Copy the data that follows exactly. Include no pictures.

Dataset items:
------------------------------------------------

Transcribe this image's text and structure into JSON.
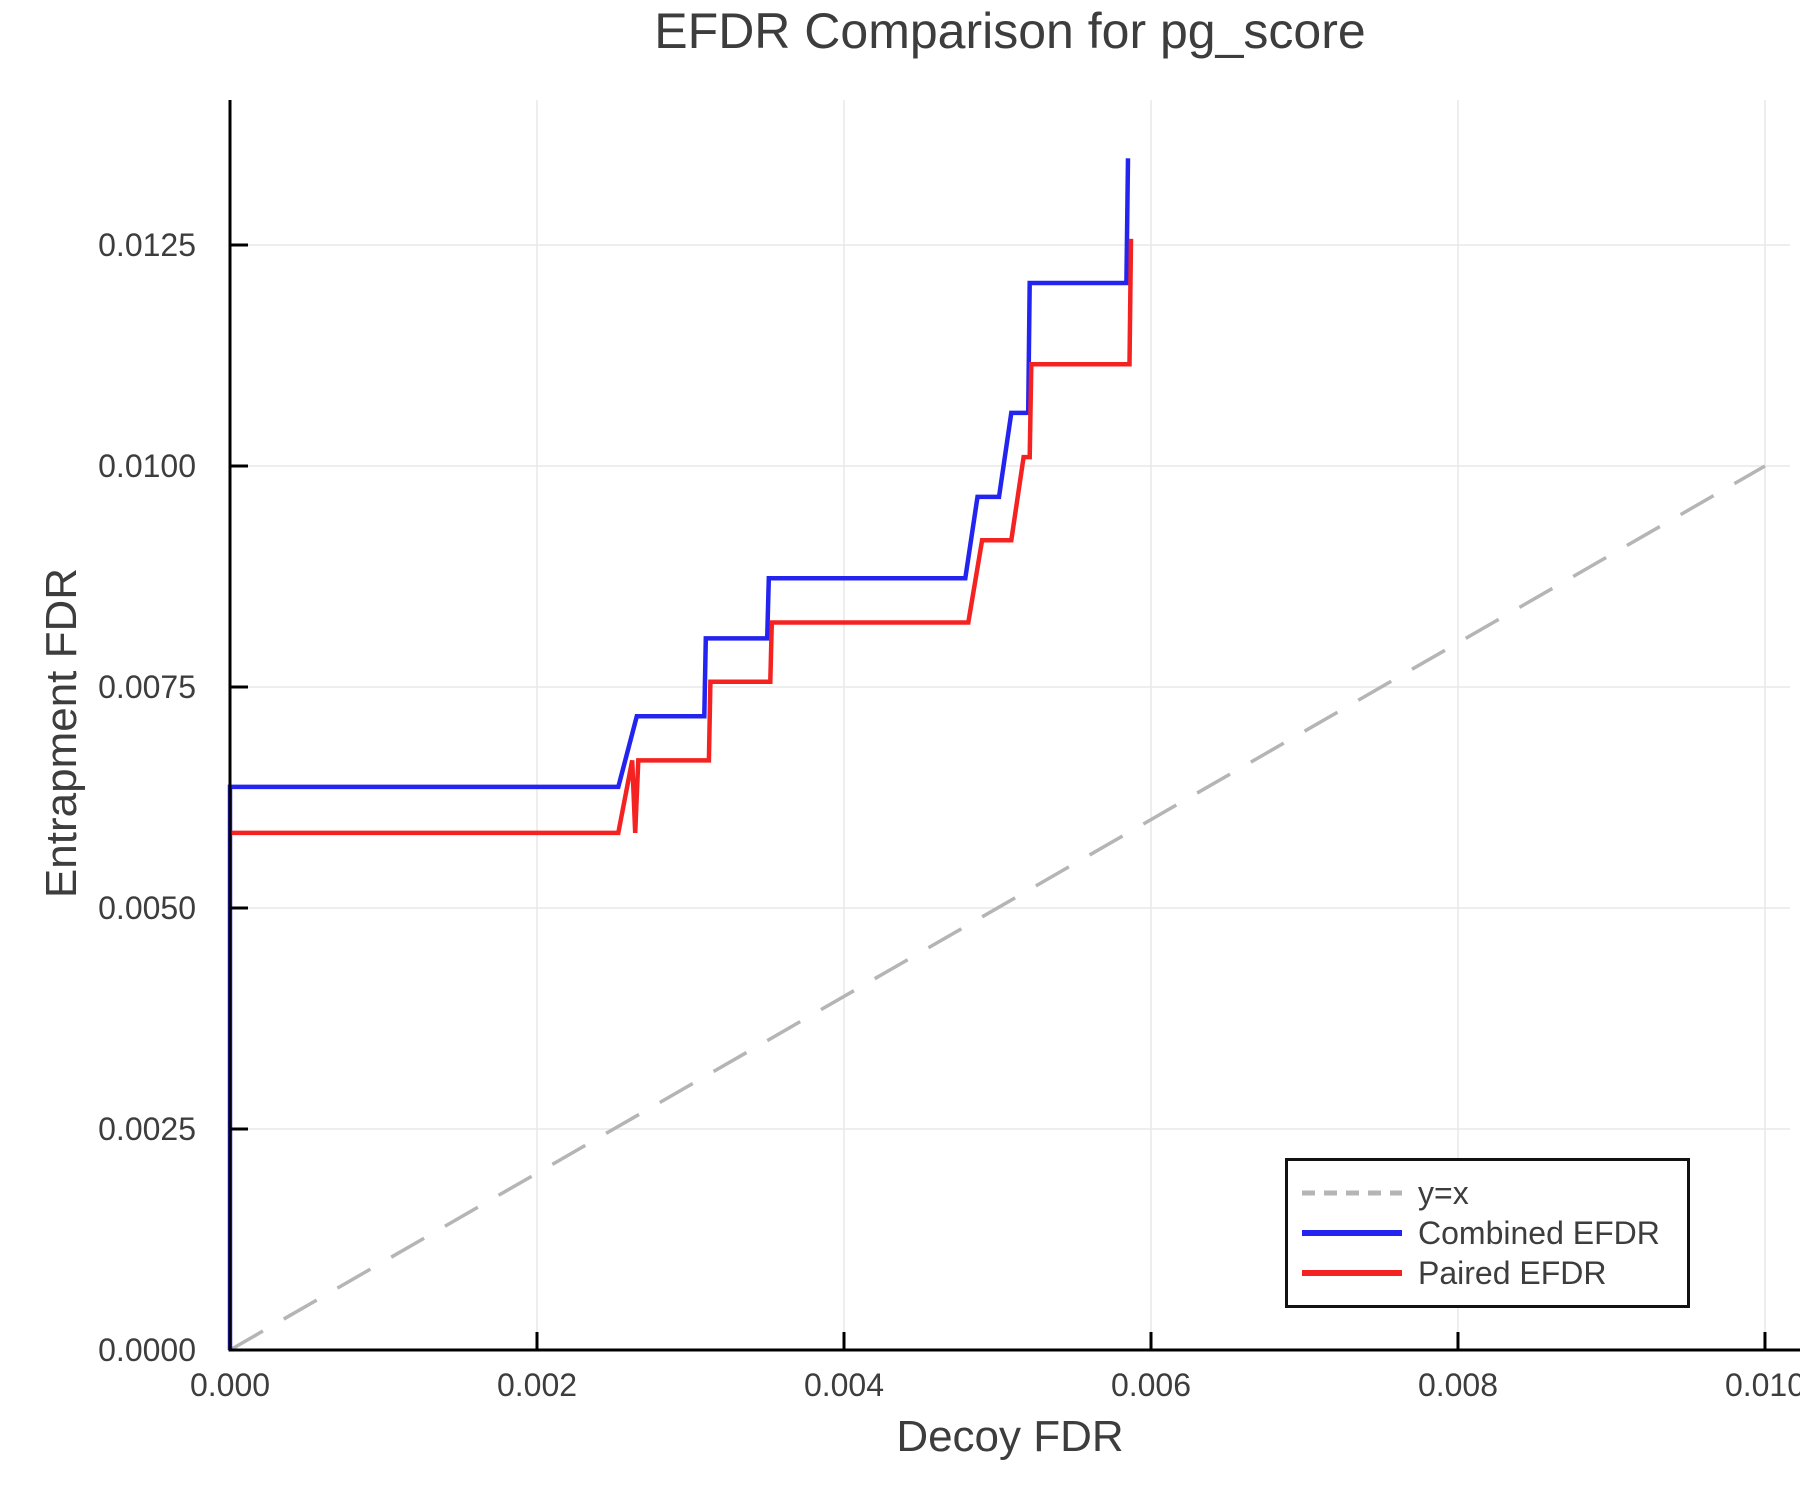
{
  "title": "EFDR Comparison for pg_score",
  "axes": {
    "xlabel": "Decoy FDR",
    "ylabel": "Entrapment FDR",
    "xlim": [
      0.0,
      0.010163
    ],
    "ylim": [
      0.0,
      0.01414
    ],
    "x_ticks": [
      {
        "value": 0.0,
        "label": "0.000"
      },
      {
        "value": 0.002,
        "label": "0.002"
      },
      {
        "value": 0.004,
        "label": "0.004"
      },
      {
        "value": 0.006,
        "label": "0.006"
      },
      {
        "value": 0.008,
        "label": "0.008"
      },
      {
        "value": 0.01,
        "label": "0.010"
      }
    ],
    "y_ticks": [
      {
        "value": 0.0,
        "label": "0.0000"
      },
      {
        "value": 0.0025,
        "label": "0.0025"
      },
      {
        "value": 0.005,
        "label": "0.0050"
      },
      {
        "value": 0.0075,
        "label": "0.0075"
      },
      {
        "value": 0.01,
        "label": "0.0100"
      },
      {
        "value": 0.0125,
        "label": "0.0125"
      }
    ],
    "grid": true,
    "tick_color": "#3d3d3d",
    "spine_color": "#000000",
    "grid_color": "#e8e8e8"
  },
  "legend": {
    "position": "bottom-right",
    "items": [
      {
        "label": "y=x",
        "color": "#b5b5b5",
        "dash": true
      },
      {
        "label": "Combined EFDR",
        "color": "#2424f0",
        "dash": false
      },
      {
        "label": "Paired EFDR",
        "color": "#f52222",
        "dash": false
      }
    ]
  },
  "chart_data": {
    "type": "line",
    "title": "EFDR Comparison for pg_score",
    "xlabel": "Decoy FDR",
    "ylabel": "Entrapment FDR",
    "xlim": [
      0.0,
      0.010163
    ],
    "ylim": [
      0.0,
      0.01414
    ],
    "legend_position": "bottom-right",
    "grid": true,
    "series": [
      {
        "name": "y=x",
        "color": "#b5b5b5",
        "dash": true,
        "width": 3.5,
        "x": [
          0.0,
          0.01
        ],
        "y": [
          0.0,
          0.01
        ]
      },
      {
        "name": "Combined EFDR",
        "color": "#2424f0",
        "dash": false,
        "width": 4.5,
        "x": [
          0.0,
          0.0,
          0.00253,
          0.00265,
          0.00309,
          0.0031,
          0.0035,
          0.00351,
          0.00479,
          0.00487,
          0.00501,
          0.00509,
          0.0052,
          0.00521,
          0.00584,
          0.00585
        ],
        "y": [
          0.0,
          0.00637,
          0.00637,
          0.00717,
          0.00717,
          0.00805,
          0.00805,
          0.00873,
          0.00873,
          0.00965,
          0.00965,
          0.0106,
          0.0106,
          0.01207,
          0.01207,
          0.01348
        ]
      },
      {
        "name": "Paired EFDR",
        "color": "#f52222",
        "dash": false,
        "width": 4.5,
        "x": [
          0.0,
          0.00253,
          0.00262,
          0.00264,
          0.00266,
          0.00312,
          0.00313,
          0.00352,
          0.00353,
          0.00481,
          0.0049,
          0.00509,
          0.00517,
          0.00521,
          0.00522,
          0.00586,
          0.00587
        ],
        "y": [
          0.00585,
          0.00585,
          0.00667,
          0.00585,
          0.00667,
          0.00667,
          0.00756,
          0.00756,
          0.00823,
          0.00823,
          0.00916,
          0.00916,
          0.0101,
          0.0101,
          0.01115,
          0.01115,
          0.01257
        ]
      }
    ]
  }
}
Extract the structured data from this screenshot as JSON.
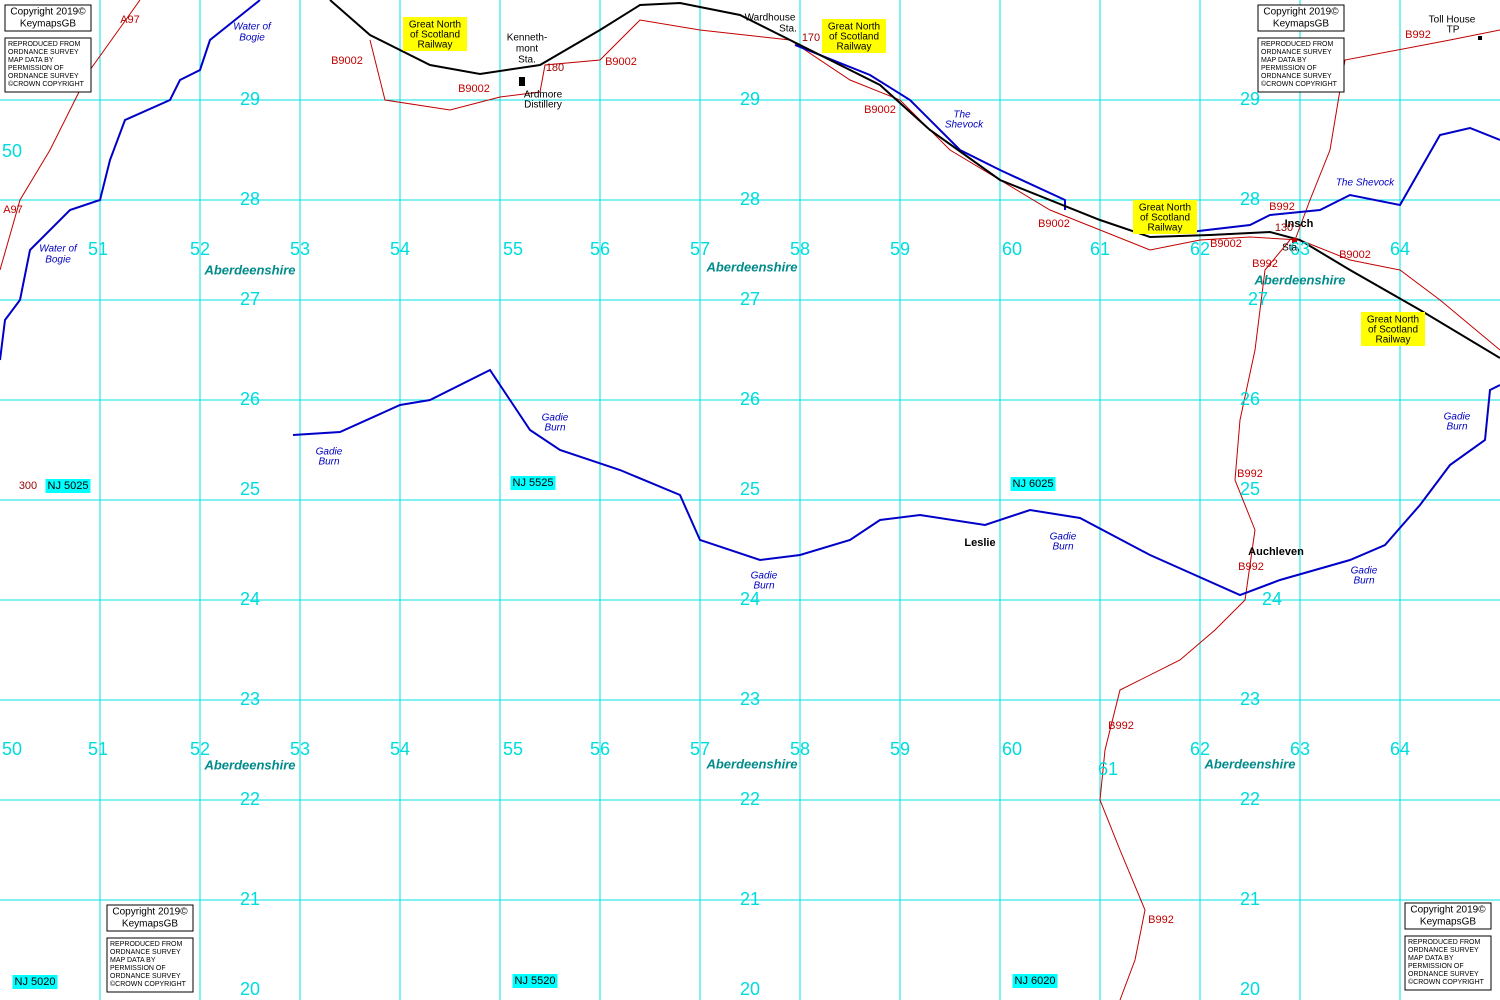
{
  "grid": {
    "northings": [
      29,
      28,
      27,
      26,
      25,
      24,
      23,
      22,
      21,
      20
    ],
    "eastings": [
      50,
      51,
      52,
      53,
      54,
      55,
      56,
      57,
      58,
      59,
      60,
      61,
      62,
      63,
      64
    ]
  },
  "region": "Aberdeenshire",
  "railway": [
    "Great North",
    "of Scotland",
    "Railway"
  ],
  "places": [
    [
      "Kenneth-",
      "mont",
      "Sta."
    ],
    [
      "Ardmore",
      "Distillery"
    ],
    [
      "Wardhouse",
      "Sta."
    ],
    [
      "Insch"
    ],
    [
      "Sta."
    ],
    [
      "Toll House",
      "TP"
    ],
    [
      "Leslie"
    ],
    [
      "Auchleven"
    ]
  ],
  "roads": [
    "A97",
    "B9002",
    "B992"
  ],
  "rivers": {
    "water_of_bogie": [
      "Water of",
      "Bogie"
    ],
    "shevock": [
      "The",
      "Shevock"
    ],
    "shevock_east": "The Shevock",
    "gadie_burn": [
      "Gadie",
      "Burn"
    ]
  },
  "heights": [
    300,
    180,
    170,
    130
  ],
  "sheets": [
    "NJ 5025",
    "NJ 5525",
    "NJ 6025",
    "NJ 5020",
    "NJ 5520",
    "NJ 6020"
  ],
  "copyright": {
    "title": "Copyright 2019©",
    "name": "KeymapsGB",
    "notice": [
      "REPRODUCED FROM",
      "ORDNANCE SURVEY",
      "MAP DATA BY",
      "PERMISSION OF",
      "ORDNANCE SURVEY",
      "©CROWN COPYRIGHT"
    ]
  }
}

------------------------------------------------

### OUTPUT FOR THIS EXERCISE
Transcribe this image's text and structure into JSON.
{
  "title": "EFDR Comparison for pg_score",
  "axes": {
    "xlabel": "Decoy FDR",
    "ylabel": "Entrapment FDR",
    "xlim": [
      0.0,
      0.010163
    ],
    "ylim": [
      0.0,
      0.01414
    ],
    "x_ticks": [
      {
        "value": 0.0,
        "label": "0.000"
      },
      {
        "value": 0.002,
        "label": "0.002"
      },
      {
        "value": 0.004,
        "label": "0.004"
      },
      {
        "value": 0.006,
        "label": "0.006"
      },
      {
        "value": 0.008,
        "label": "0.008"
      },
      {
        "value": 0.01,
        "label": "0.010"
      }
    ],
    "y_ticks": [
      {
        "value": 0.0,
        "label": "0.0000"
      },
      {
        "value": 0.0025,
        "label": "0.0025"
      },
      {
        "value": 0.005,
        "label": "0.0050"
      },
      {
        "value": 0.0075,
        "label": "0.0075"
      },
      {
        "value": 0.01,
        "label": "0.0100"
      },
      {
        "value": 0.0125,
        "label": "0.0125"
      }
    ],
    "grid": true,
    "tick_color": "#3d3d3d",
    "spine_color": "#000000",
    "grid_color": "#e8e8e8"
  },
  "legend": {
    "position": "bottom-right",
    "items": [
      {
        "label": "y=x",
        "color": "#b5b5b5",
        "dash": true
      },
      {
        "label": "Combined EFDR",
        "color": "#2424f0",
        "dash": false
      },
      {
        "label": "Paired EFDR",
        "color": "#f52222",
        "dash": false
      }
    ]
  },
  "chart_data": {
    "type": "line",
    "title": "EFDR Comparison for pg_score",
    "xlabel": "Decoy FDR",
    "ylabel": "Entrapment FDR",
    "xlim": [
      0.0,
      0.010163
    ],
    "ylim": [
      0.0,
      0.01414
    ],
    "legend_position": "bottom-right",
    "grid": true,
    "series": [
      {
        "name": "y=x",
        "color": "#b5b5b5",
        "dash": true,
        "width": 3.5,
        "x": [
          0.0,
          0.01
        ],
        "y": [
          0.0,
          0.01
        ]
      },
      {
        "name": "Combined EFDR",
        "color": "#2424f0",
        "dash": false,
        "width": 4.5,
        "x": [
          0.0,
          0.0,
          0.00253,
          0.00265,
          0.00309,
          0.0031,
          0.0035,
          0.00351,
          0.00479,
          0.00487,
          0.00501,
          0.00509,
          0.0052,
          0.00521,
          0.00584,
          0.00585
        ],
        "y": [
          0.0,
          0.00637,
          0.00637,
          0.00717,
          0.00717,
          0.00805,
          0.00805,
          0.00873,
          0.00873,
          0.00965,
          0.00965,
          0.0106,
          0.0106,
          0.01207,
          0.01207,
          0.01348
        ]
      },
      {
        "name": "Paired EFDR",
        "color": "#f52222",
        "dash": false,
        "width": 4.5,
        "x": [
          0.0,
          0.00253,
          0.00262,
          0.00264,
          0.00266,
          0.00312,
          0.00313,
          0.00352,
          0.00353,
          0.00481,
          0.0049,
          0.00509,
          0.00517,
          0.00521,
          0.00522,
          0.00586,
          0.00587
        ],
        "y": [
          0.00585,
          0.00585,
          0.00667,
          0.00585,
          0.00667,
          0.00667,
          0.00756,
          0.00756,
          0.00823,
          0.00823,
          0.00916,
          0.00916,
          0.0101,
          0.0101,
          0.01115,
          0.01115,
          0.01257
        ]
      }
    ]
  }
}
Extract the structured data from this screenshot as JSON.
{
  "grid": {
    "northings": [
      29,
      28,
      27,
      26,
      25,
      24,
      23,
      22,
      21,
      20
    ],
    "eastings": [
      50,
      51,
      52,
      53,
      54,
      55,
      56,
      57,
      58,
      59,
      60,
      61,
      62,
      63,
      64
    ]
  },
  "region": "Aberdeenshire",
  "railway": [
    "Great North",
    "of Scotland",
    "Railway"
  ],
  "places": [
    [
      "Kenneth-",
      "mont",
      "Sta."
    ],
    [
      "Ardmore",
      "Distillery"
    ],
    [
      "Wardhouse",
      "Sta."
    ],
    [
      "Insch"
    ],
    [
      "Sta."
    ],
    [
      "Toll House",
      "TP"
    ],
    [
      "Leslie"
    ],
    [
      "Auchleven"
    ]
  ],
  "roads": [
    "A97",
    "B9002",
    "B992"
  ],
  "rivers": {
    "water_of_bogie": [
      "Water of",
      "Bogie"
    ],
    "shevock": [
      "The",
      "Shevock"
    ],
    "shevock_east": "The Shevock",
    "gadie_burn": [
      "Gadie",
      "Burn"
    ]
  },
  "heights": [
    300,
    180,
    170,
    130
  ],
  "sheets": [
    "NJ 5025",
    "NJ 5525",
    "NJ 6025",
    "NJ 5020",
    "NJ 5520",
    "NJ 6020"
  ],
  "copyright": {
    "title": "Copyright 2019©",
    "name": "KeymapsGB",
    "notice": [
      "REPRODUCED FROM",
      "ORDNANCE SURVEY",
      "MAP DATA BY",
      "PERMISSION OF",
      "ORDNANCE SURVEY",
      "©CROWN COPYRIGHT"
    ]
  }
}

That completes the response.